* **REQUIREMENT**
Produce a verbatim copy of the entries listed below.

Data records
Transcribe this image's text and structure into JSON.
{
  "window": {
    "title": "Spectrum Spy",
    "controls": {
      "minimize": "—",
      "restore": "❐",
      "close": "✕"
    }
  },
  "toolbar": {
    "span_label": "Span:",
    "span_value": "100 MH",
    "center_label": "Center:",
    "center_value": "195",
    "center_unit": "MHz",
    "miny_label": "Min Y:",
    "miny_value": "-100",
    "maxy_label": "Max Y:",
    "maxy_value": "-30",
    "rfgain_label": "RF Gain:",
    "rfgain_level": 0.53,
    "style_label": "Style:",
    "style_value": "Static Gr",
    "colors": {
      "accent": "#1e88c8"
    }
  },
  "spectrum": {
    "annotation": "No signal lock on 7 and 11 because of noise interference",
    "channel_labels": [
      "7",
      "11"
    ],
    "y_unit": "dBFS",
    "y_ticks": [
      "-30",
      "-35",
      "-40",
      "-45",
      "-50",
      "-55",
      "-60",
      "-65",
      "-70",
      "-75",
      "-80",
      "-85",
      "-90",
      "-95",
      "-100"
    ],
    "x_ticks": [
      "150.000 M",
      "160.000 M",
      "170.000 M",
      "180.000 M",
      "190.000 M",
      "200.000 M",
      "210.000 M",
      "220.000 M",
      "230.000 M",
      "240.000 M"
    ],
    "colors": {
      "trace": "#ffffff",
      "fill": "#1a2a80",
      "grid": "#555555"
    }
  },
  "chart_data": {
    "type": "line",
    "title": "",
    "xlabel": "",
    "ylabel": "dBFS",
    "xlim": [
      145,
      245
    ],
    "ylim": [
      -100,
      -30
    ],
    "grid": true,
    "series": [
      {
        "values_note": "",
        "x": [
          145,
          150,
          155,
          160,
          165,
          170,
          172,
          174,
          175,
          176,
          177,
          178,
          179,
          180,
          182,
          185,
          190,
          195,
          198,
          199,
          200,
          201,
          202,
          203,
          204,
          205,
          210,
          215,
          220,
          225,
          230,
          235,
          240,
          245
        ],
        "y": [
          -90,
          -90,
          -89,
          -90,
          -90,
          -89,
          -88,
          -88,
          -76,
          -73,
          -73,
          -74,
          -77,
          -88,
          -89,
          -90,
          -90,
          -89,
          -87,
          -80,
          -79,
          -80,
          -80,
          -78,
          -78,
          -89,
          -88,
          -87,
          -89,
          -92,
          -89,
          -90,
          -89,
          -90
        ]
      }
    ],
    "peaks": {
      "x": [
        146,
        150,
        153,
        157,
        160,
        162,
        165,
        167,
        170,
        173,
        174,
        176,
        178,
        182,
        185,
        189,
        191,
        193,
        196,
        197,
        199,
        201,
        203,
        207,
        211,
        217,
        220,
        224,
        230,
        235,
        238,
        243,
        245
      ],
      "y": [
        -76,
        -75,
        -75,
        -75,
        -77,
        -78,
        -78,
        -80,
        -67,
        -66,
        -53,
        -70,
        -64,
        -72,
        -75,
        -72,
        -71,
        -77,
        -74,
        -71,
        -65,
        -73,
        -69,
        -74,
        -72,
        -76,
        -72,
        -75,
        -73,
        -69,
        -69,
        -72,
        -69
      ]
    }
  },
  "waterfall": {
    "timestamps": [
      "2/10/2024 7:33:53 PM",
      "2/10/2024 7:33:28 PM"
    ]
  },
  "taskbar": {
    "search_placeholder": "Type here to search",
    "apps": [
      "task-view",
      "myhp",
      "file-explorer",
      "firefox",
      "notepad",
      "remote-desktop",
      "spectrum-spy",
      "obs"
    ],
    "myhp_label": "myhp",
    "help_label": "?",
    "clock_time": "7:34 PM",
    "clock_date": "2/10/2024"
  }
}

* **FINAL ANSWER**
Transcribe this image's text and structure into JSON.
{
  "window": {
    "title": "Spectrum Spy",
    "controls": {
      "minimize": "—",
      "restore": "❐",
      "close": "✕"
    }
  },
  "toolbar": {
    "span_label": "Span:",
    "span_value": "100 MH",
    "center_label": "Center:",
    "center_value": "195",
    "center_unit": "MHz",
    "miny_label": "Min Y:",
    "miny_value": "-100",
    "maxy_label": "Max Y:",
    "maxy_value": "-30",
    "rfgain_label": "RF Gain:",
    "rfgain_level": 0.53,
    "style_label": "Style:",
    "style_value": "Static Gr",
    "colors": {
      "accent": "#1e88c8"
    }
  },
  "spectrum": {
    "annotation": "No signal lock on 7 and 11 because of noise interference",
    "channel_labels": [
      "7",
      "11"
    ],
    "y_unit": "dBFS",
    "y_ticks": [
      "-30",
      "-35",
      "-40",
      "-45",
      "-50",
      "-55",
      "-60",
      "-65",
      "-70",
      "-75",
      "-80",
      "-85",
      "-90",
      "-95",
      "-100"
    ],
    "x_ticks": [
      "150.000 M",
      "160.000 M",
      "170.000 M",
      "180.000 M",
      "190.000 M",
      "200.000 M",
      "210.000 M",
      "220.000 M",
      "230.000 M",
      "240.000 M"
    ],
    "colors": {
      "trace": "#ffffff",
      "fill": "#1a2a80",
      "grid": "#555555"
    }
  },
  "chart_data": {
    "type": "line",
    "title": "",
    "xlabel": "",
    "ylabel": "dBFS",
    "xlim": [
      145,
      245
    ],
    "ylim": [
      -100,
      -30
    ],
    "grid": true,
    "series": [
      {
        "values_note": "",
        "x": [
          145,
          150,
          155,
          160,
          165,
          170,
          172,
          174,
          175,
          176,
          177,
          178,
          179,
          180,
          182,
          185,
          190,
          195,
          198,
          199,
          200,
          201,
          202,
          203,
          204,
          205,
          210,
          215,
          220,
          225,
          230,
          235,
          240,
          245
        ],
        "y": [
          -90,
          -90,
          -89,
          -90,
          -90,
          -89,
          -88,
          -88,
          -76,
          -73,
          -73,
          -74,
          -77,
          -88,
          -89,
          -90,
          -90,
          -89,
          -87,
          -80,
          -79,
          -80,
          -80,
          -78,
          -78,
          -89,
          -88,
          -87,
          -89,
          -92,
          -89,
          -90,
          -89,
          -90
        ]
      }
    ],
    "peaks": {
      "x": [
        146,
        150,
        153,
        157,
        160,
        162,
        165,
        167,
        170,
        173,
        174,
        176,
        178,
        182,
        185,
        189,
        191,
        193,
        196,
        197,
        199,
        201,
        203,
        207,
        211,
        217,
        220,
        224,
        230,
        235,
        238,
        243,
        245
      ],
      "y": [
        -76,
        -75,
        -75,
        -75,
        -77,
        -78,
        -78,
        -80,
        -67,
        -66,
        -53,
        -70,
        -64,
        -72,
        -75,
        -72,
        -71,
        -77,
        -74,
        -71,
        -65,
        -73,
        -69,
        -74,
        -72,
        -76,
        -72,
        -75,
        -73,
        -69,
        -69,
        -72,
        -69
      ]
    }
  },
  "waterfall": {
    "timestamps": [
      "2/10/2024 7:33:53 PM",
      "2/10/2024 7:33:28 PM"
    ]
  },
  "taskbar": {
    "search_placeholder": "Type here to search",
    "apps": [
      "task-view",
      "myhp",
      "file-explorer",
      "firefox",
      "notepad",
      "remote-desktop",
      "spectrum-spy",
      "obs"
    ],
    "myhp_label": "myhp",
    "help_label": "?",
    "clock_time": "7:34 PM",
    "clock_date": "2/10/2024"
  }
}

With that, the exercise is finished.